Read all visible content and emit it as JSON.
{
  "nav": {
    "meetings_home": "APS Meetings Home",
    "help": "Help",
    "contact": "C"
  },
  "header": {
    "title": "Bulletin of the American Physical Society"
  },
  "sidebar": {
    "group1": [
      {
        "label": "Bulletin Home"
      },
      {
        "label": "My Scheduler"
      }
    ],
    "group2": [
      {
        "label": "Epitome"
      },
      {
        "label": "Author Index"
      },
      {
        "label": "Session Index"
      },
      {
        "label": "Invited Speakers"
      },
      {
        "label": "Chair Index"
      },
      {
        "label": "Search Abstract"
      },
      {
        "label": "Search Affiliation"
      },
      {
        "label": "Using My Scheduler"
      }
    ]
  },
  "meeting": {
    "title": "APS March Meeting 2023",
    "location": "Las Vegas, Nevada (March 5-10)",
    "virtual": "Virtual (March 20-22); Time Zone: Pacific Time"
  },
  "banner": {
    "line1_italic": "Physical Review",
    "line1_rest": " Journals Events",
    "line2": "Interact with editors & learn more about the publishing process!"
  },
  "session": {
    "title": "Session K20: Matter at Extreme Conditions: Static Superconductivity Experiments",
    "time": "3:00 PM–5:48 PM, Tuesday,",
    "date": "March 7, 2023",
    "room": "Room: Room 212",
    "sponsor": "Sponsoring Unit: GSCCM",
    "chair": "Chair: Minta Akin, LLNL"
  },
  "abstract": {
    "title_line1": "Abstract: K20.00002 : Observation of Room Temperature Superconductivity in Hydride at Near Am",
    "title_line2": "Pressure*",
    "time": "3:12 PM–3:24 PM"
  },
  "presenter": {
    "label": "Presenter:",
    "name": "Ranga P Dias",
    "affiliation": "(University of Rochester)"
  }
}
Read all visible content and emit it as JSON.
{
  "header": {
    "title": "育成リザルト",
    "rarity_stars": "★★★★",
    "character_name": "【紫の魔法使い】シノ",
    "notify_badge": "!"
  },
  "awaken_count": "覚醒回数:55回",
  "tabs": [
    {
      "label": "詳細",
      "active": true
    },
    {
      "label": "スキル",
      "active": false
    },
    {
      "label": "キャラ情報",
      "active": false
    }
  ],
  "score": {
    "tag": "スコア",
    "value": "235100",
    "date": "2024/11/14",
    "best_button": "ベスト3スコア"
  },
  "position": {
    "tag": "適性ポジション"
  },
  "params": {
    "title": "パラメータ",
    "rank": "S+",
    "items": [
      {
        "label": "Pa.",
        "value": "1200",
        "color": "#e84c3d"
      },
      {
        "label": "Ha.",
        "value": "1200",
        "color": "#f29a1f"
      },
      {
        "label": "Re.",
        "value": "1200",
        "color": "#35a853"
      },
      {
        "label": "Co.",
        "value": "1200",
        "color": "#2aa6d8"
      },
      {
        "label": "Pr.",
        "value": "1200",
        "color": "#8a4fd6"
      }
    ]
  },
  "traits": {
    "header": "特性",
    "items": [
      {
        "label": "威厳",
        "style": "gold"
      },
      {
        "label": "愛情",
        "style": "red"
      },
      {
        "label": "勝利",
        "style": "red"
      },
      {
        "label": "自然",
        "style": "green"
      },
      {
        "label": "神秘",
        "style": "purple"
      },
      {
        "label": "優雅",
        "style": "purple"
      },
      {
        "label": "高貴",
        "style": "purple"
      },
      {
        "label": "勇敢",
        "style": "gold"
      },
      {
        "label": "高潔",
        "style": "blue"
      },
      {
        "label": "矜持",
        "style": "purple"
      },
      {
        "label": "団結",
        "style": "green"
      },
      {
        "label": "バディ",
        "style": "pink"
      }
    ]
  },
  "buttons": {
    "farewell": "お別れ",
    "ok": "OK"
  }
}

◆ **Exercise**
Write out all the data again, exactly as it appears.

◆ **Full solution**
Read all visible content and emit it as JSON.
{
  "nav": {
    "meetings_home": "APS Meetings Home",
    "help": "Help",
    "contact": "C"
  },
  "header": {
    "title": "Bulletin of the American Physical Society"
  },
  "sidebar": {
    "group1": [
      {
        "label": "Bulletin Home"
      },
      {
        "label": "My Scheduler"
      }
    ],
    "group2": [
      {
        "label": "Epitome"
      },
      {
        "label": "Author Index"
      },
      {
        "label": "Session Index"
      },
      {
        "label": "Invited Speakers"
      },
      {
        "label": "Chair Index"
      },
      {
        "label": "Search Abstract"
      },
      {
        "label": "Search Affiliation"
      },
      {
        "label": "Using My Scheduler"
      }
    ]
  },
  "meeting": {
    "title": "APS March Meeting 2023",
    "location": "Las Vegas, Nevada (March 5-10)",
    "virtual": "Virtual (March 20-22); Time Zone: Pacific Time"
  },
  "banner": {
    "line1_italic": "Physical Review",
    "line1_rest": " Journals Events",
    "line2": "Interact with editors & learn more about the publishing process!"
  },
  "session": {
    "title": "Session K20: Matter at Extreme Conditions: Static Superconductivity Experiments",
    "time": "3:00 PM–5:48 PM, Tuesday,",
    "date": "March 7, 2023",
    "room": "Room: Room 212",
    "sponsor": "Sponsoring Unit: GSCCM",
    "chair": "Chair: Minta Akin, LLNL"
  },
  "abstract": {
    "title_line1": "Abstract: K20.00002 : Observation of Room Temperature Superconductivity in Hydride at Near Am",
    "title_line2": "Pressure*",
    "time": "3:12 PM–3:24 PM"
  },
  "presenter": {
    "label": "Presenter:",
    "name": "Ranga P Dias",
    "affiliation": "(University of Rochester)"
  }
}
Read all visible content and emit it as JSON.
{
  "header": {
    "title": "育成リザルト",
    "rarity_stars": "★★★★",
    "character_name": "【紫の魔法使い】シノ",
    "notify_badge": "!"
  },
  "awaken_count": "覚醒回数:55回",
  "tabs": [
    {
      "label": "詳細",
      "active": true
    },
    {
      "label": "スキル",
      "active": false
    },
    {
      "label": "キャラ情報",
      "active": false
    }
  ],
  "score": {
    "tag": "スコア",
    "value": "235100",
    "date": "2024/11/14",
    "best_button": "ベスト3スコア"
  },
  "position": {
    "tag": "適性ポジション"
  },
  "params": {
    "title": "パラメータ",
    "rank": "S+",
    "items": [
      {
        "label": "Pa.",
        "value": "1200",
        "color": "#e84c3d"
      },
      {
        "label": "Ha.",
        "value": "1200",
        "color": "#f29a1f"
      },
      {
        "label": "Re.",
        "value": "1200",
        "color": "#35a853"
      },
      {
        "label": "Co.",
        "value": "1200",
        "color": "#2aa6d8"
      },
      {
        "label": "Pr.",
        "value": "1200",
        "color": "#8a4fd6"
      }
    ]
  },
  "traits": {
    "header": "特性",
    "items": [
      {
        "label": "威厳",
        "style": "gold"
      },
      {
        "label": "愛情",
        "style": "red"
      },
      {
        "label": "勝利",
        "style": "red"
      },
      {
        "label": "自然",
        "style": "green"
      },
      {
        "label": "神秘",
        "style": "purple"
      },
      {
        "label": "優雅",
        "style": "purple"
      },
      {
        "label": "高貴",
        "style": "purple"
      },
      {
        "label": "勇敢",
        "style": "gold"
      },
      {
        "label": "高潔",
        "style": "blue"
      },
      {
        "label": "矜持",
        "style": "purple"
      },
      {
        "label": "団結",
        "style": "green"
      },
      {
        "label": "バディ",
        "style": "pink"
      }
    ]
  },
  "buttons": {
    "farewell": "お別れ",
    "ok": "OK"
  }
}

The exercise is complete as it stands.